= Your task =
Express the listing below, from the line with "data-point [211, 265, 221, 275]" up to and including the line with "data-point [829, 474, 839, 484]", as a Markdown table with two columns: Index for the row number and Entry for the line. Omit blank lines and include no other lines.

= Entries supplied =
— begin —

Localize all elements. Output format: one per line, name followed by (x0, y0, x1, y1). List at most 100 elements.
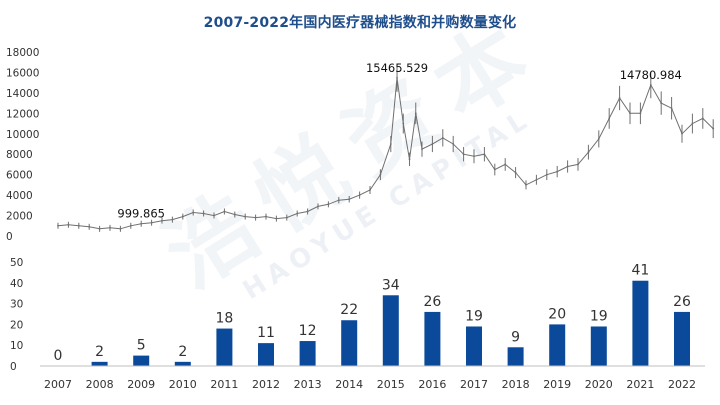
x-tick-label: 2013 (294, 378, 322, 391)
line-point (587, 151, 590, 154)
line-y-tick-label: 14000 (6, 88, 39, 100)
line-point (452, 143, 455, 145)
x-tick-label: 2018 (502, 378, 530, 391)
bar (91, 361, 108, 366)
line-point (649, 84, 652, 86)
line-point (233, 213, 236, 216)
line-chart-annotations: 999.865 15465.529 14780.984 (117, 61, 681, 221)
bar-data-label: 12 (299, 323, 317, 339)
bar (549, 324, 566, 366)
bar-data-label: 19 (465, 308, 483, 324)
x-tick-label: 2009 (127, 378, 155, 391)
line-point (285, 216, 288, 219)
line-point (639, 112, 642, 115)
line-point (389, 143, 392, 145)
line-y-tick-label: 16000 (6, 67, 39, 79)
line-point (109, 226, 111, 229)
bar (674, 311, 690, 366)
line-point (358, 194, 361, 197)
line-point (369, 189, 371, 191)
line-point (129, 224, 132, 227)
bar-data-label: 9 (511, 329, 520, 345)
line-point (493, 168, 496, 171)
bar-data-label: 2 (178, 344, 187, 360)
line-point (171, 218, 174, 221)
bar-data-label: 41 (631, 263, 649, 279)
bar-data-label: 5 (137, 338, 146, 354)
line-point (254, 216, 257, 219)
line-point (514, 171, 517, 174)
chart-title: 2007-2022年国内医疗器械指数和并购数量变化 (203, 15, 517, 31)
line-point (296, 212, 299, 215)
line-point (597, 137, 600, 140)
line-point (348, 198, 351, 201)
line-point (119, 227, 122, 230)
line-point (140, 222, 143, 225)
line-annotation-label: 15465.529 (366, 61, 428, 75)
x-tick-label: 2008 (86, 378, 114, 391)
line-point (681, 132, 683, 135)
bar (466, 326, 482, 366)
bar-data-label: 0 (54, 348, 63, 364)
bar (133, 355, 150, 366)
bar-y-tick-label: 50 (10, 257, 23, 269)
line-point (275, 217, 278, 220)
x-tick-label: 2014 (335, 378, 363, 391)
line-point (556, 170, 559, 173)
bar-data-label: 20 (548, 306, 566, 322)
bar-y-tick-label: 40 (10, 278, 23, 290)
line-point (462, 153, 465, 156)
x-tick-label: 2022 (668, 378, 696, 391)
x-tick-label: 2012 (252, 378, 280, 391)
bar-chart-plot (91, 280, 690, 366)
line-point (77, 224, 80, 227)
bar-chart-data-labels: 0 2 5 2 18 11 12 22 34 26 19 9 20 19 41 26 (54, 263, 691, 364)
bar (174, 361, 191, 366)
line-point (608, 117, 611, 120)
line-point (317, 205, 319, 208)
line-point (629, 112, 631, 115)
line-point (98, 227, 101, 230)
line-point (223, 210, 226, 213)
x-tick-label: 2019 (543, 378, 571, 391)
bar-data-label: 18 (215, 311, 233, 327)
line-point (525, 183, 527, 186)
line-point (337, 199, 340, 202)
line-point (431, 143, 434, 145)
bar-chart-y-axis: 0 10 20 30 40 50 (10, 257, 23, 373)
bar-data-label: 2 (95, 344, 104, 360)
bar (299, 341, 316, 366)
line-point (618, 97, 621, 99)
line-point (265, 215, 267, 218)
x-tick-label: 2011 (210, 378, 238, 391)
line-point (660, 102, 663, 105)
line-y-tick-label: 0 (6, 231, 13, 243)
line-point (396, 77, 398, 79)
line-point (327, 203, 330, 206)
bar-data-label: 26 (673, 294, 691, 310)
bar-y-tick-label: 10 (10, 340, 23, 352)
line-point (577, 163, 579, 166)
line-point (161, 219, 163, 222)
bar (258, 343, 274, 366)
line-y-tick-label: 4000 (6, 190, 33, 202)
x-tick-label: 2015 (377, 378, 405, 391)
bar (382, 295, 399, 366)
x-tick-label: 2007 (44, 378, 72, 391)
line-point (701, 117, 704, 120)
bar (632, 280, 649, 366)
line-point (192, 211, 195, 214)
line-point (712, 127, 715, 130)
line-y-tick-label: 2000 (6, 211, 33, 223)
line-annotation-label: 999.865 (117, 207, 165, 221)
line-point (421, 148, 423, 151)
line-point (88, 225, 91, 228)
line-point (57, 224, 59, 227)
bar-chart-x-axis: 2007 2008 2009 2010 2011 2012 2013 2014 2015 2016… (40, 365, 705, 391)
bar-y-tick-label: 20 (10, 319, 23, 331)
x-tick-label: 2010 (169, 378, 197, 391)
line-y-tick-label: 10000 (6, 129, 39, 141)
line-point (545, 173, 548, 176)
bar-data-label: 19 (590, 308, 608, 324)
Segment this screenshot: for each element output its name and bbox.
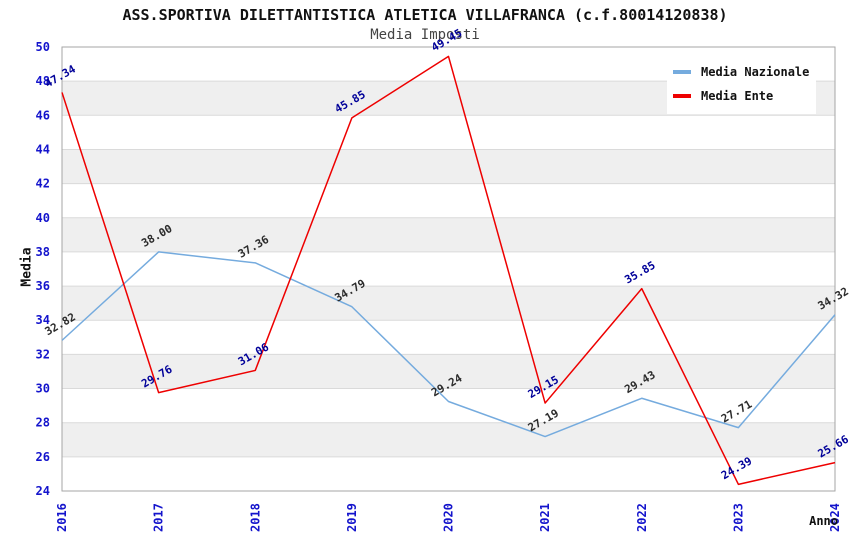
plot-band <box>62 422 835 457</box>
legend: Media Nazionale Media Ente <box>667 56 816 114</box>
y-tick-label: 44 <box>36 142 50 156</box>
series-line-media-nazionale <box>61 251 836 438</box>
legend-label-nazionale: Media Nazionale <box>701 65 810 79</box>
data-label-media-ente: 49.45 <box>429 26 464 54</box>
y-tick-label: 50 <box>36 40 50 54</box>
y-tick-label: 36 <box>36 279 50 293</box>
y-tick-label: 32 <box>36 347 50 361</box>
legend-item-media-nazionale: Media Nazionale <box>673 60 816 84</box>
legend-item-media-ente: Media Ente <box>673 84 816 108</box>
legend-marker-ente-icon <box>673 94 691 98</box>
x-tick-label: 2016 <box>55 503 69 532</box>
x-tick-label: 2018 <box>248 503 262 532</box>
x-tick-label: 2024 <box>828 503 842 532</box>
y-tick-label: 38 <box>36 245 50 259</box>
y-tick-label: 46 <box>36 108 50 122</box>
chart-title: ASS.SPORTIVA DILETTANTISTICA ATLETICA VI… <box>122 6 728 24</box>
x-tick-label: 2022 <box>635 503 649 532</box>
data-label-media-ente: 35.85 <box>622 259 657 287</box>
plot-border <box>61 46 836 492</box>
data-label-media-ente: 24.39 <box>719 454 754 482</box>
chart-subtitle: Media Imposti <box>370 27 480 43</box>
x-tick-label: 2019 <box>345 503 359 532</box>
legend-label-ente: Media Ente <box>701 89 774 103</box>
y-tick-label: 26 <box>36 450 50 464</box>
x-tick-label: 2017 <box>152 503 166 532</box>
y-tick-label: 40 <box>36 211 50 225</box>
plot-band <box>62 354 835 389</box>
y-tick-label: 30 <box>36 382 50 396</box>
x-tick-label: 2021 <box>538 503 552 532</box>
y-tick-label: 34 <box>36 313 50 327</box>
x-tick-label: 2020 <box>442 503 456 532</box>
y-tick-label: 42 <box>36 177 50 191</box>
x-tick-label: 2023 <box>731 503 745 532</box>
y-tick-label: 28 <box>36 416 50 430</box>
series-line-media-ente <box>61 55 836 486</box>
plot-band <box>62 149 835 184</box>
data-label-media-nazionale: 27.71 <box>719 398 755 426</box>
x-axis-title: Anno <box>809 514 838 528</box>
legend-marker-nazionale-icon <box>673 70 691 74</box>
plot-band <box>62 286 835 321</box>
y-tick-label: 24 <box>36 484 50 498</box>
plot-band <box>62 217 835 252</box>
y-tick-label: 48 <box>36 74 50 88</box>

— end —
— begin —

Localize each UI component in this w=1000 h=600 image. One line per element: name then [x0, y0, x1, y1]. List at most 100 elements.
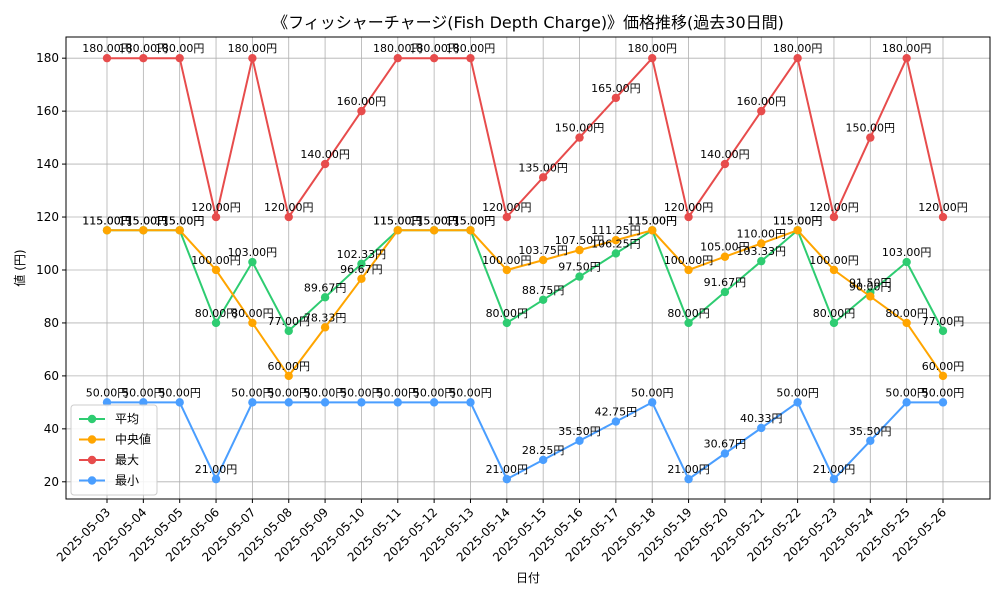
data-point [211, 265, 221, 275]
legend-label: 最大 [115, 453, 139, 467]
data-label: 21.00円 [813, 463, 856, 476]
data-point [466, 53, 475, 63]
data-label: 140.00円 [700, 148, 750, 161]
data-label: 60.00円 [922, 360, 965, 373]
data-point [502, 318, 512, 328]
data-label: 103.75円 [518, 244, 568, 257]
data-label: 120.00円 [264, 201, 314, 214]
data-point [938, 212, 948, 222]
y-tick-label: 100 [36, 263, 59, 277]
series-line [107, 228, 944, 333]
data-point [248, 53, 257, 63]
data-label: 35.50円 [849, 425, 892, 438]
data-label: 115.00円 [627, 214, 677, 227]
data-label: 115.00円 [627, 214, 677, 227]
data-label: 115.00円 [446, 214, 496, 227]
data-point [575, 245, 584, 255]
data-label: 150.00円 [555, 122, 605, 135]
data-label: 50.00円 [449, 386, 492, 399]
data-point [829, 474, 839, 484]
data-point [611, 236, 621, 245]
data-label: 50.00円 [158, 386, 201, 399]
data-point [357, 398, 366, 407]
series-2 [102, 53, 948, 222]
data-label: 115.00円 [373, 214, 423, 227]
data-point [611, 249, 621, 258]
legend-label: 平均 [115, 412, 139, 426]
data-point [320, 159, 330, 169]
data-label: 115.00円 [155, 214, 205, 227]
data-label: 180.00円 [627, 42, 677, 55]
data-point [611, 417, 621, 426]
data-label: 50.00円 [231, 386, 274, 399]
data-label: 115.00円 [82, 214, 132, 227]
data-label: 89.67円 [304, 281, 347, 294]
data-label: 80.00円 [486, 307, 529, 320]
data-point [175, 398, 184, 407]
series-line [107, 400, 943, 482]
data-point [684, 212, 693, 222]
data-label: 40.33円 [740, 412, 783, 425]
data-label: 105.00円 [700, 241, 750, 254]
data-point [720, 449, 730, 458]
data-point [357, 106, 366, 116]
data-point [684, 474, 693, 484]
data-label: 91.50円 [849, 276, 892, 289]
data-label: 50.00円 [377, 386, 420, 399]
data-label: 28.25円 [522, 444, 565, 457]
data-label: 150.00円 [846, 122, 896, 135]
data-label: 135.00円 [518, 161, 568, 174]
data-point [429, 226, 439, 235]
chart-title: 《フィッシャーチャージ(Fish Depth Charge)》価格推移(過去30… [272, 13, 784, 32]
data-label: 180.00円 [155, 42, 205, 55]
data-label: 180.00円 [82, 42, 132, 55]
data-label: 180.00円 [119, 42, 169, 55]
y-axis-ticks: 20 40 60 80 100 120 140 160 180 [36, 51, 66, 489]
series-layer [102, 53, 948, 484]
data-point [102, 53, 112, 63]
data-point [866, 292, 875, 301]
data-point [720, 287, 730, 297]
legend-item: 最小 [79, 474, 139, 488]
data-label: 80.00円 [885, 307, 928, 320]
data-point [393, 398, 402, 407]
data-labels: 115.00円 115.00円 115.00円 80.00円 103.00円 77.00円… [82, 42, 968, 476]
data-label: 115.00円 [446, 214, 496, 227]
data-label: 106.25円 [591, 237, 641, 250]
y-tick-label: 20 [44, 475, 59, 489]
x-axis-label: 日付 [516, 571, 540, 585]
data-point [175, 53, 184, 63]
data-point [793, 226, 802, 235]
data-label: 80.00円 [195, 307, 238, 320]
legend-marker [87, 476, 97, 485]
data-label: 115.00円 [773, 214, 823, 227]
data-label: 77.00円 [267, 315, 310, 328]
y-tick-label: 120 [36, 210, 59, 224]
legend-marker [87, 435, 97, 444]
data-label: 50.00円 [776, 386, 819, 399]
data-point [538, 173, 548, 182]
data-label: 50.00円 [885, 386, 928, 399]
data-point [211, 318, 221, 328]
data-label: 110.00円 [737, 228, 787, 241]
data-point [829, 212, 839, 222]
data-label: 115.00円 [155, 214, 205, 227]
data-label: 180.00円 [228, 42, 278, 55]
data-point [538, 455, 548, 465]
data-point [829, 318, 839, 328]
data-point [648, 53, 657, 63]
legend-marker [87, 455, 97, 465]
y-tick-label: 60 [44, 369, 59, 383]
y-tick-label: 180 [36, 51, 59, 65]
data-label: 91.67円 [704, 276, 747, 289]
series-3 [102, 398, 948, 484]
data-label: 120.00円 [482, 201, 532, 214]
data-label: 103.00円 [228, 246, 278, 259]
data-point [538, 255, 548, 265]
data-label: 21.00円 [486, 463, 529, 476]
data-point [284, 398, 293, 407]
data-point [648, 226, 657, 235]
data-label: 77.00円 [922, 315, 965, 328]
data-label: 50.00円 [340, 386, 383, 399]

— end —
— begin —

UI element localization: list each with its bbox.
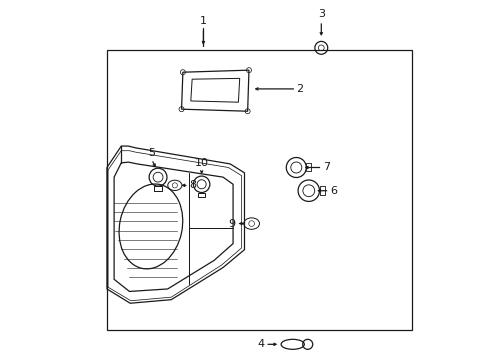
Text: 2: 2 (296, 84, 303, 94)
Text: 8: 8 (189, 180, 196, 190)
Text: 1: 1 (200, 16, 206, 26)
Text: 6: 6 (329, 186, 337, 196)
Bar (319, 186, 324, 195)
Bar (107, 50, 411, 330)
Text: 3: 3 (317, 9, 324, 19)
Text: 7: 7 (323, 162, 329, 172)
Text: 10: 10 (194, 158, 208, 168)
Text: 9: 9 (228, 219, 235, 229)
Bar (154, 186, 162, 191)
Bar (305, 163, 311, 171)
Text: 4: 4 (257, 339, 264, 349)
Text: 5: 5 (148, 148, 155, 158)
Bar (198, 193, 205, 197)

— end —

= Exercise output =
| Index | Entry |
|---|---|
| 1 | data-point [211, 265, 221, 275] |
| 2 | legend-label: 最大 [115, 453, 139, 467] |
| 3 | data-label: 21.00円 [813, 463, 856, 476] |
| 4 | data-point [466, 53, 475, 63] |
| 5 | data-label: 140.00円 [700, 148, 750, 161] |
| 6 | data-label: 60.00円 [922, 360, 965, 373] |
| 7 | data-point [502, 318, 512, 328] |
| 8 | data-label: 103.75円 [518, 244, 568, 257] |
| 9 | data-label: 120.00円 [264, 201, 314, 214] |
| 10 | data-point [938, 212, 948, 222] |
| 11 | y-tick-label: 100 [36, 263, 59, 277] |
| 12 | series-line [107, 228, 944, 333] |
| 13 | data-point [248, 53, 257, 63] |
| 14 | data-label: 35.50円 [849, 425, 892, 438] |
| 15 | data-label: 115.00円 [627, 214, 677, 227] |
| 16 | data-label: 115.00円 [627, 214, 677, 227] |
| 17 | data-label: 115.00円 [446, 214, 496, 227] |
| 18 | data-point [575, 245, 584, 255] |
| 19 | data-label: 150.00円 [555, 122, 605, 135] |
| 20 | data-label: 50.00円 [449, 386, 492, 399] |
| 21 | data-point [829, 474, 839, 484] |